* GIVEN INSTRUCTION
Could you reproduce the listing below word for word, with the picture left out?

* SUPPLIED RECORDS
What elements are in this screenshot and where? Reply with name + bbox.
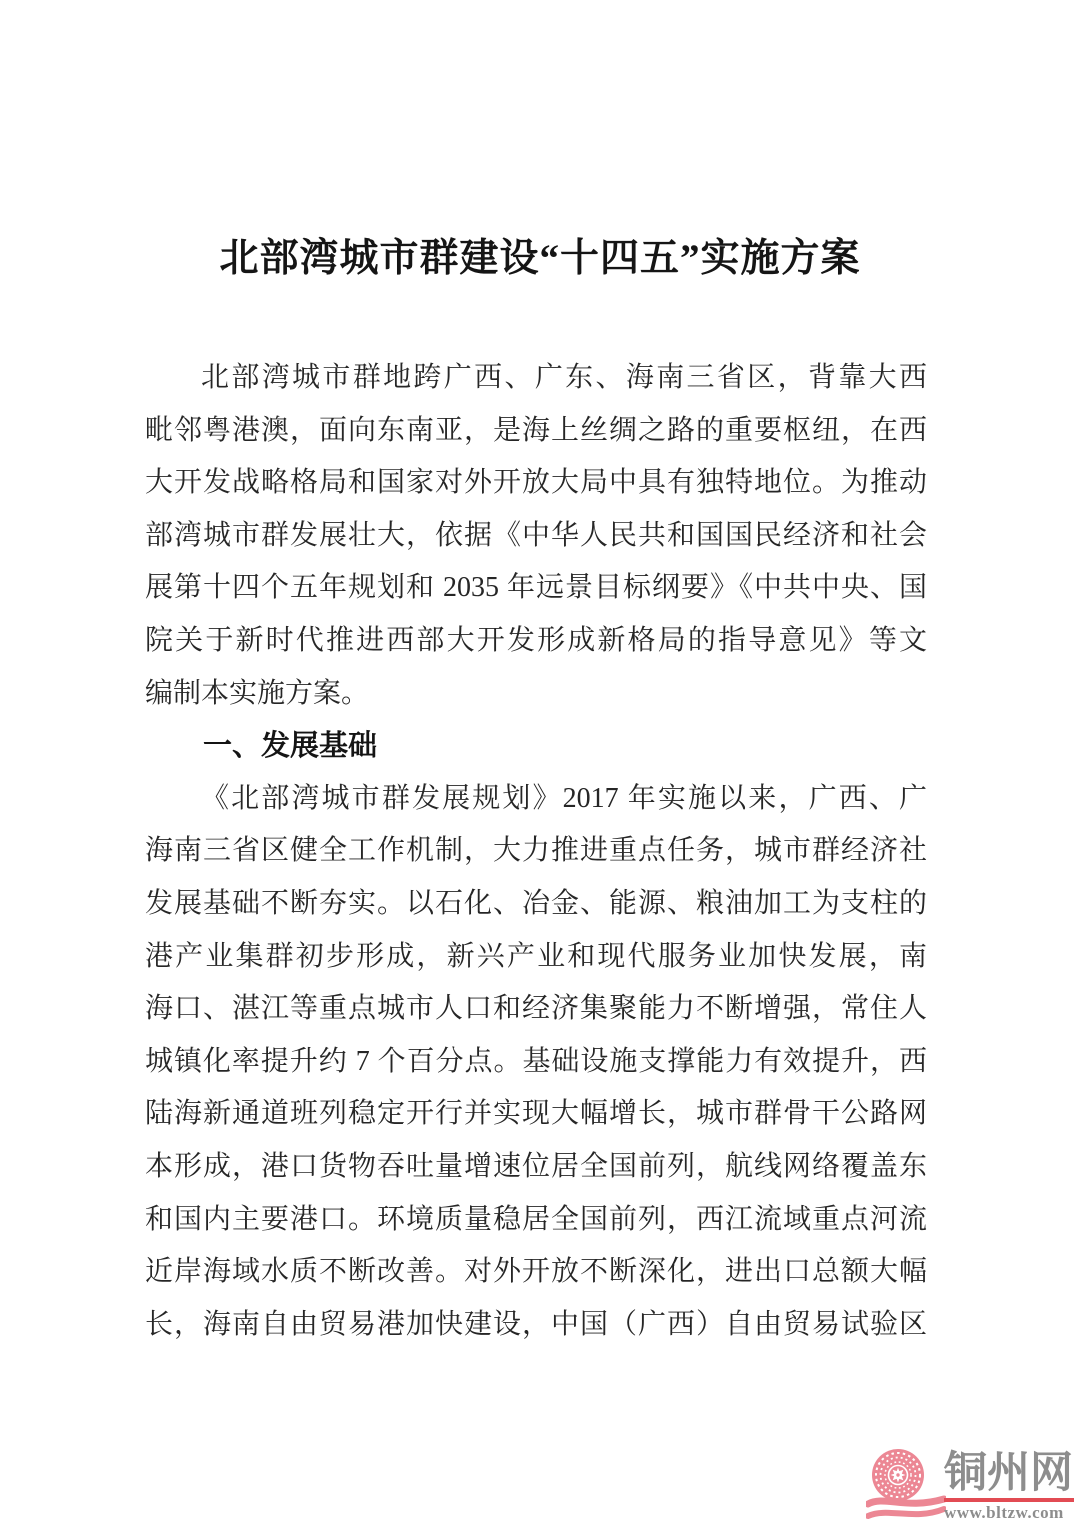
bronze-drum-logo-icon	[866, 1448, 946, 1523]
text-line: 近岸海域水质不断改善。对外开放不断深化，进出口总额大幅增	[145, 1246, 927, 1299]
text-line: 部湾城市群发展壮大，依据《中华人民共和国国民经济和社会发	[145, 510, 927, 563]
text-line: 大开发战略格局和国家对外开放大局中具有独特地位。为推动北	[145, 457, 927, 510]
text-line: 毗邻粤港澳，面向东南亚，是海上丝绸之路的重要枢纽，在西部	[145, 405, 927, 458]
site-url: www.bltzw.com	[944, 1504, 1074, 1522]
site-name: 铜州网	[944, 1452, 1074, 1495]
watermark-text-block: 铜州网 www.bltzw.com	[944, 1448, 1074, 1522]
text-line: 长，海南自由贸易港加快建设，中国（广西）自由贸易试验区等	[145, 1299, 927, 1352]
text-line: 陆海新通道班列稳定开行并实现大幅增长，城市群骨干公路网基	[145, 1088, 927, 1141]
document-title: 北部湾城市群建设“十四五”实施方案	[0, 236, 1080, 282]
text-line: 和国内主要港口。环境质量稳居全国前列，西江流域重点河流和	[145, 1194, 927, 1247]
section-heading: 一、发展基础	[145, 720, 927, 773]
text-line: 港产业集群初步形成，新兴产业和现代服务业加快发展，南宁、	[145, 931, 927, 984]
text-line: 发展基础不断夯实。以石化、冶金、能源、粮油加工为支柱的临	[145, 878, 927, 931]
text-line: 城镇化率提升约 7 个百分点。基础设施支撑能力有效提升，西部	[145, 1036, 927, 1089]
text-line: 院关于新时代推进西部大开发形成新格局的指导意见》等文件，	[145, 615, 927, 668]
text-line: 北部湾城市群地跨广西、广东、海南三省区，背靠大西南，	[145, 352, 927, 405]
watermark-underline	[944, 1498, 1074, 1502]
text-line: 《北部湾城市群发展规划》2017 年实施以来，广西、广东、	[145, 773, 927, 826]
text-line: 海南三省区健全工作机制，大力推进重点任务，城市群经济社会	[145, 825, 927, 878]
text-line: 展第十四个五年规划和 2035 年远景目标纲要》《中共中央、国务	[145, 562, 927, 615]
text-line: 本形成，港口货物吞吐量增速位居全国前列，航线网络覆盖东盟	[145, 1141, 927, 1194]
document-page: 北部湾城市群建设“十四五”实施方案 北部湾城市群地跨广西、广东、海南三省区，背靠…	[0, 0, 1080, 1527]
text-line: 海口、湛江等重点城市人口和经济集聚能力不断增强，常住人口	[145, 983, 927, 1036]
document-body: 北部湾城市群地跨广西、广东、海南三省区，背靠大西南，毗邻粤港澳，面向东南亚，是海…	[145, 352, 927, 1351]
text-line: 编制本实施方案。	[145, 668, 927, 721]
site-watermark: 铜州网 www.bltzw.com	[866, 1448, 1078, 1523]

* TASK ANSWER
What elements are in this screenshot and where? Reply with name + bbox.
bronze-drum-logo-icon	[866, 1448, 946, 1523]
text-line: 近岸海域水质不断改善。对外开放不断深化，进出口总额大幅增	[145, 1246, 927, 1299]
text-line: 部湾城市群发展壮大，依据《中华人民共和国国民经济和社会发	[145, 510, 927, 563]
text-line: 大开发战略格局和国家对外开放大局中具有独特地位。为推动北	[145, 457, 927, 510]
text-line: 毗邻粤港澳，面向东南亚，是海上丝绸之路的重要枢纽，在西部	[145, 405, 927, 458]
site-url: www.bltzw.com	[944, 1504, 1074, 1522]
site-name: 铜州网	[944, 1452, 1074, 1495]
watermark-text-block: 铜州网 www.bltzw.com	[944, 1448, 1074, 1522]
text-line: 长，海南自由贸易港加快建设，中国（广西）自由贸易试验区等	[145, 1299, 927, 1352]
text-line: 陆海新通道班列稳定开行并实现大幅增长，城市群骨干公路网基	[145, 1088, 927, 1141]
document-title: 北部湾城市群建设“十四五”实施方案	[0, 236, 1080, 282]
text-line: 和国内主要港口。环境质量稳居全国前列，西江流域重点河流和	[145, 1194, 927, 1247]
section-heading: 一、发展基础	[145, 720, 927, 773]
text-line: 港产业集群初步形成，新兴产业和现代服务业加快发展，南宁、	[145, 931, 927, 984]
text-line: 发展基础不断夯实。以石化、冶金、能源、粮油加工为支柱的临	[145, 878, 927, 931]
text-line: 城镇化率提升约 7 个百分点。基础设施支撑能力有效提升，西部	[145, 1036, 927, 1089]
text-line: 院关于新时代推进西部大开发形成新格局的指导意见》等文件，	[145, 615, 927, 668]
text-line: 北部湾城市群地跨广西、广东、海南三省区，背靠大西南，	[145, 352, 927, 405]
watermark-underline	[944, 1498, 1074, 1502]
text-line: 《北部湾城市群发展规划》2017 年实施以来，广西、广东、	[145, 773, 927, 826]
text-line: 海南三省区健全工作机制，大力推进重点任务，城市群经济社会	[145, 825, 927, 878]
text-line: 展第十四个五年规划和 2035 年远景目标纲要》《中共中央、国务	[145, 562, 927, 615]
text-line: 本形成，港口货物吞吐量增速位居全国前列，航线网络覆盖东盟	[145, 1141, 927, 1194]
document-page: 北部湾城市群建设“十四五”实施方案 北部湾城市群地跨广西、广东、海南三省区，背靠…	[0, 0, 1080, 1527]
text-line: 海口、湛江等重点城市人口和经济集聚能力不断增强，常住人口	[145, 983, 927, 1036]
document-body: 北部湾城市群地跨广西、广东、海南三省区，背靠大西南，毗邻粤港澳，面向东南亚，是海…	[145, 352, 927, 1351]
text-line: 编制本实施方案。	[145, 668, 927, 721]
site-watermark: 铜州网 www.bltzw.com	[866, 1448, 1078, 1523]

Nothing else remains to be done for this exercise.